(Stored items)
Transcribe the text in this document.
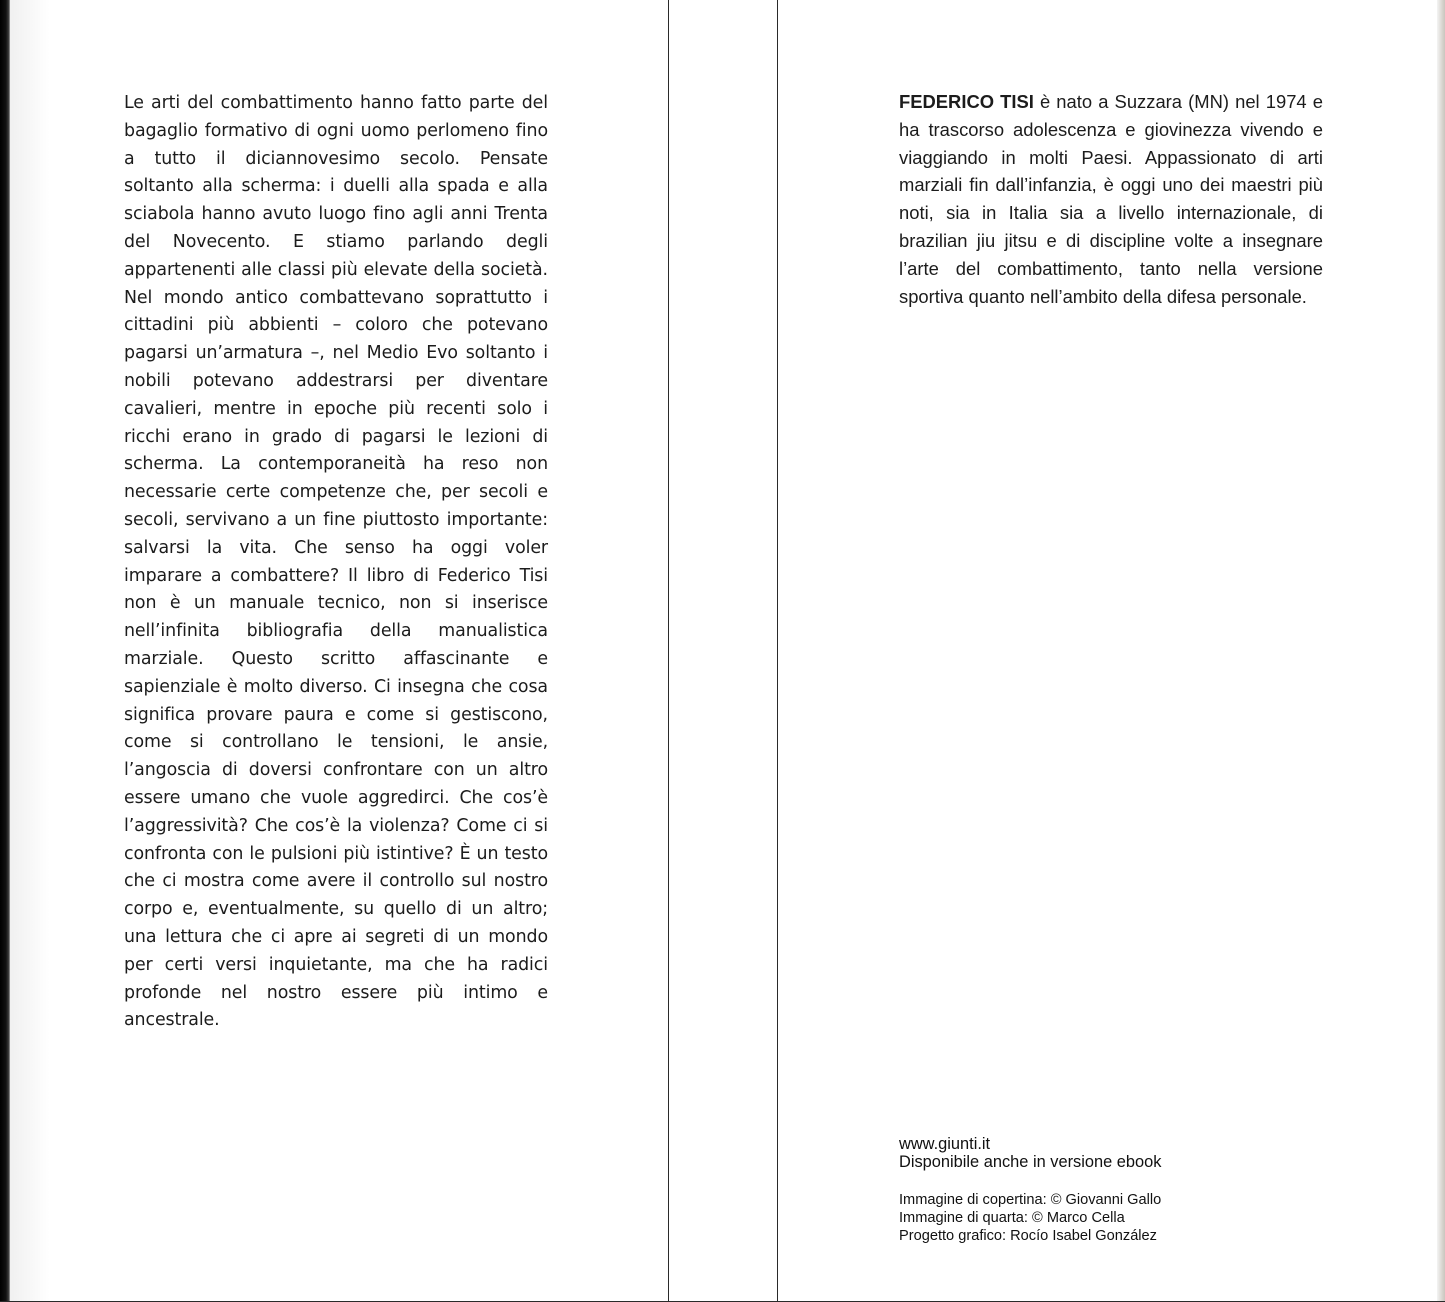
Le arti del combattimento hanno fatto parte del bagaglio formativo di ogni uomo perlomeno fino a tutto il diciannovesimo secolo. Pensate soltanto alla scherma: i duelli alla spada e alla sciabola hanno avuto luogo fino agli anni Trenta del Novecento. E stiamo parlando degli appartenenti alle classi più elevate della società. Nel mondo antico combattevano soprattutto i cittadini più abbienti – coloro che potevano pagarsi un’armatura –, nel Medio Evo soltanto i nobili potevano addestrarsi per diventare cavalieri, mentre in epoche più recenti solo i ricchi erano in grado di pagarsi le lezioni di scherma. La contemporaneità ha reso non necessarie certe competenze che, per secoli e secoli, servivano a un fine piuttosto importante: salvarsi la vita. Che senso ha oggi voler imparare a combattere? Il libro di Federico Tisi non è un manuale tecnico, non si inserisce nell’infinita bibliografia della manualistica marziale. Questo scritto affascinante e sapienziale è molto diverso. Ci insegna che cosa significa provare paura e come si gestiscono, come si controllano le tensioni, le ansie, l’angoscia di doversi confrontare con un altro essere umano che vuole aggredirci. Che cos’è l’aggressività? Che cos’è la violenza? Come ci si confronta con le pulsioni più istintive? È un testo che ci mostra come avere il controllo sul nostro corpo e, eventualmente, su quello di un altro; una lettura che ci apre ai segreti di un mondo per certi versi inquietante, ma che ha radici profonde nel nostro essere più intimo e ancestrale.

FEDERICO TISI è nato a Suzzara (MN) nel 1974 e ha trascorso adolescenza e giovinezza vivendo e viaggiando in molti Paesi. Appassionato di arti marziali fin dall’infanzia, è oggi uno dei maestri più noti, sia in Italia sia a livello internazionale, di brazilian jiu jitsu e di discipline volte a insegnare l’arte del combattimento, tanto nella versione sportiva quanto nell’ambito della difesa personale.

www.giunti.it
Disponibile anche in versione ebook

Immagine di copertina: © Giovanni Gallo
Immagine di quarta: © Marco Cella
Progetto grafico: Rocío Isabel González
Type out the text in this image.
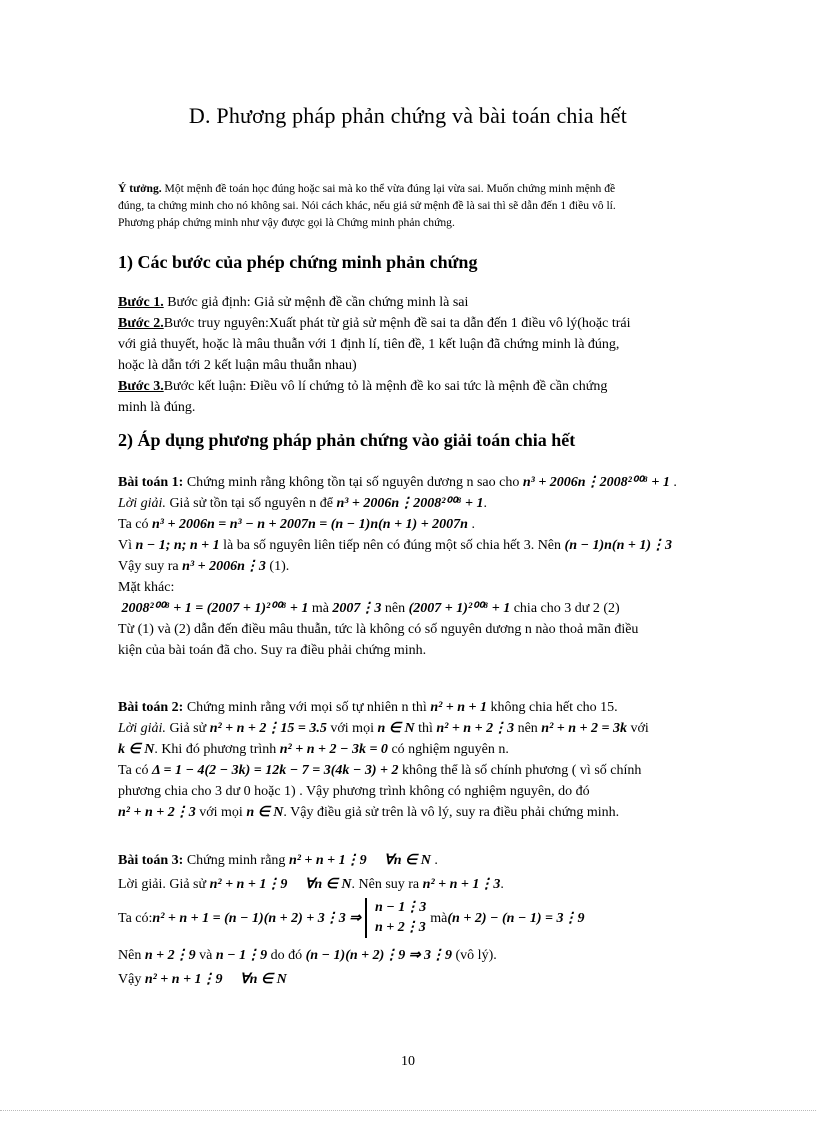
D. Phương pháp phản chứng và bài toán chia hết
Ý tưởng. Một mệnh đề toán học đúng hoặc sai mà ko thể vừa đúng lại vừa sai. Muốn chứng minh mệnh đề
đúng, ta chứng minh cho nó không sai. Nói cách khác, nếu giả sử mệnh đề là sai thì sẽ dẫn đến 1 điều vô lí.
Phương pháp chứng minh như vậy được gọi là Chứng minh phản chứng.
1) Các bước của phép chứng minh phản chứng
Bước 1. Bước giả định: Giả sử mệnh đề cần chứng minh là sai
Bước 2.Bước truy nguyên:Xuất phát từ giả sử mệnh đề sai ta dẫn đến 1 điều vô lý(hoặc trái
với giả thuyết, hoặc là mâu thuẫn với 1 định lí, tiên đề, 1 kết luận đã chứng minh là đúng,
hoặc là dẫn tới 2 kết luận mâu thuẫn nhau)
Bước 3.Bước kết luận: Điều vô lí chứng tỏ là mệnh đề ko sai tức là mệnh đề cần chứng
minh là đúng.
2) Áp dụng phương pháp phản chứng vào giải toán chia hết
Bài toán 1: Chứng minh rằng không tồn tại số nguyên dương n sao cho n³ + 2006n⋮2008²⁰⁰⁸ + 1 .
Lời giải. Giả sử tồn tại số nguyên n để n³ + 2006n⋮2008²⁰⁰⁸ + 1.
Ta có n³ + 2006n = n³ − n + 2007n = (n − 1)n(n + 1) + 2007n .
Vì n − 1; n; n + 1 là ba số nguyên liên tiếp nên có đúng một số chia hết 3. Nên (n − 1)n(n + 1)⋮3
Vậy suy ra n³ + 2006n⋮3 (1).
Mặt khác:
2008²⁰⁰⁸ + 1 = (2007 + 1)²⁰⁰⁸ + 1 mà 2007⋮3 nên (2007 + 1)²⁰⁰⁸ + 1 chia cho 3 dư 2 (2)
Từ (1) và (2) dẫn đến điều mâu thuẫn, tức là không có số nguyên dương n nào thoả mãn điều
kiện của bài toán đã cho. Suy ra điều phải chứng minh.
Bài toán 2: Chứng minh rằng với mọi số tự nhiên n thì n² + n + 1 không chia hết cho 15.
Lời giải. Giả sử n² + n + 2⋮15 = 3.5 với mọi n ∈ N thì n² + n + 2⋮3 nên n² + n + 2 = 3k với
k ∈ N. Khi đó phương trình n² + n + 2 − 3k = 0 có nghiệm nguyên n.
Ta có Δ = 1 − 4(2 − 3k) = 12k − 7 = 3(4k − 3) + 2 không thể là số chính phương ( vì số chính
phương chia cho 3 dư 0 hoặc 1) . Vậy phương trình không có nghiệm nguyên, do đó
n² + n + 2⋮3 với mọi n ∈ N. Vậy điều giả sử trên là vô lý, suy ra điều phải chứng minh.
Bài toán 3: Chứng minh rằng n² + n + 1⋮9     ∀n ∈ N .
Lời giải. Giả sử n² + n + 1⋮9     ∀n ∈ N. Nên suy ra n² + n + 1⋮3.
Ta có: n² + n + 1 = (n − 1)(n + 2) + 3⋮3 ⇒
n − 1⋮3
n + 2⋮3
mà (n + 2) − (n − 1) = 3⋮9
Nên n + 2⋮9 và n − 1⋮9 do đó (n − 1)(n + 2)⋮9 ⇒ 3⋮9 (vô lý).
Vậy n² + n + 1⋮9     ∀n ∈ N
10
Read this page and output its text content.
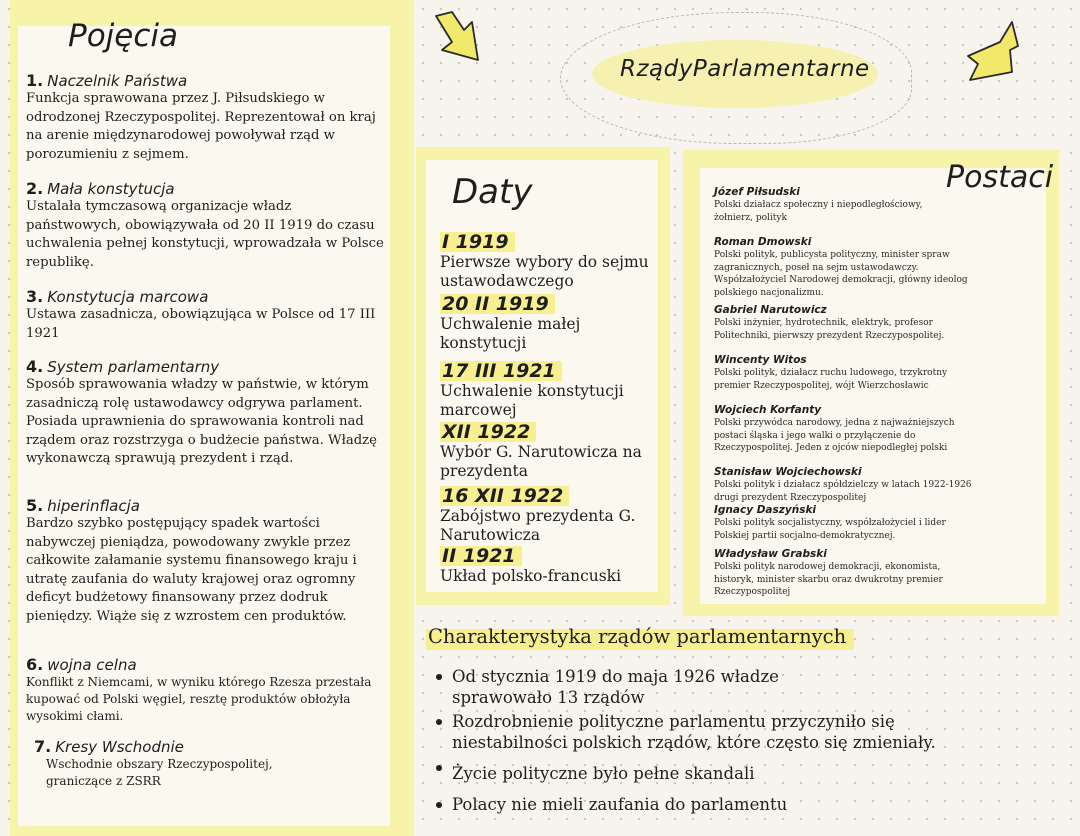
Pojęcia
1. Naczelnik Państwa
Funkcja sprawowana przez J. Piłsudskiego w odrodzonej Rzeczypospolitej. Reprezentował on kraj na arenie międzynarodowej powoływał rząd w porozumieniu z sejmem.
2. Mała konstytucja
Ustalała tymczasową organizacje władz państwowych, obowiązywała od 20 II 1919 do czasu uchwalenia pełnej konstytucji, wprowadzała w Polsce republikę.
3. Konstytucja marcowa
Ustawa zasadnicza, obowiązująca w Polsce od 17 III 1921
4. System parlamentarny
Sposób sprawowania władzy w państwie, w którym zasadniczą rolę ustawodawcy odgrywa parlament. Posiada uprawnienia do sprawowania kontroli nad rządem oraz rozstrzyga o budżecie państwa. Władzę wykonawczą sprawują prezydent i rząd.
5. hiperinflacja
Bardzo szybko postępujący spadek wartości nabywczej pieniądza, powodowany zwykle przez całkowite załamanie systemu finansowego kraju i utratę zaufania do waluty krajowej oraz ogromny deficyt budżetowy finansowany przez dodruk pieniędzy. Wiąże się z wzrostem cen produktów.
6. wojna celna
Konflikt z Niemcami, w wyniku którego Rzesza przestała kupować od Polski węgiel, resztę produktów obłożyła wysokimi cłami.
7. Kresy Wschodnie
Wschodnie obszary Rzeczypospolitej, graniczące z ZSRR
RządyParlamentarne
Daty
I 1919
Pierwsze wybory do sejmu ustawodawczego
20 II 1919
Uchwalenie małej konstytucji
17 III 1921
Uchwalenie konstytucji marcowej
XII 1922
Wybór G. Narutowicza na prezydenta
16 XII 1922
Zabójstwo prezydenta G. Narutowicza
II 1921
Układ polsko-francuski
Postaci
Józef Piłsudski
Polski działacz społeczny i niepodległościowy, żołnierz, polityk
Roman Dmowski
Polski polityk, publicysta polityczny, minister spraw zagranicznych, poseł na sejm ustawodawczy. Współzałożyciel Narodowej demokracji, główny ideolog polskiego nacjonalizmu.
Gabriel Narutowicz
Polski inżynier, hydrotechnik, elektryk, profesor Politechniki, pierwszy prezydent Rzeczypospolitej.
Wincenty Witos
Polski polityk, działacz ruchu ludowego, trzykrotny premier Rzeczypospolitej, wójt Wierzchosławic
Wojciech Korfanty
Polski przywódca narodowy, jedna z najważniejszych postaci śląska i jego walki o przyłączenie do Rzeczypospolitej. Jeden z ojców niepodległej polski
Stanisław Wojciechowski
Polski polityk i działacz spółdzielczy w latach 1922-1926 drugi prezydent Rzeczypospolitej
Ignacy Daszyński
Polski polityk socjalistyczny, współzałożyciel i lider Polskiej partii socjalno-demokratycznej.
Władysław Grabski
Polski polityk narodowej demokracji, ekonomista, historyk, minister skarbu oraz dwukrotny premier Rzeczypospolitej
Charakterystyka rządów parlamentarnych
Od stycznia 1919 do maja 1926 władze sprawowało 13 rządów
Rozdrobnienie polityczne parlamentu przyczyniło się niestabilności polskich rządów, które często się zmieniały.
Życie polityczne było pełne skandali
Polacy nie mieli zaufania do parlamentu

## THE EXERCISE
Each line above that includes "khác" counts once; state the total and nothing more.

## SOLUTION TO THIS EXERCISE
2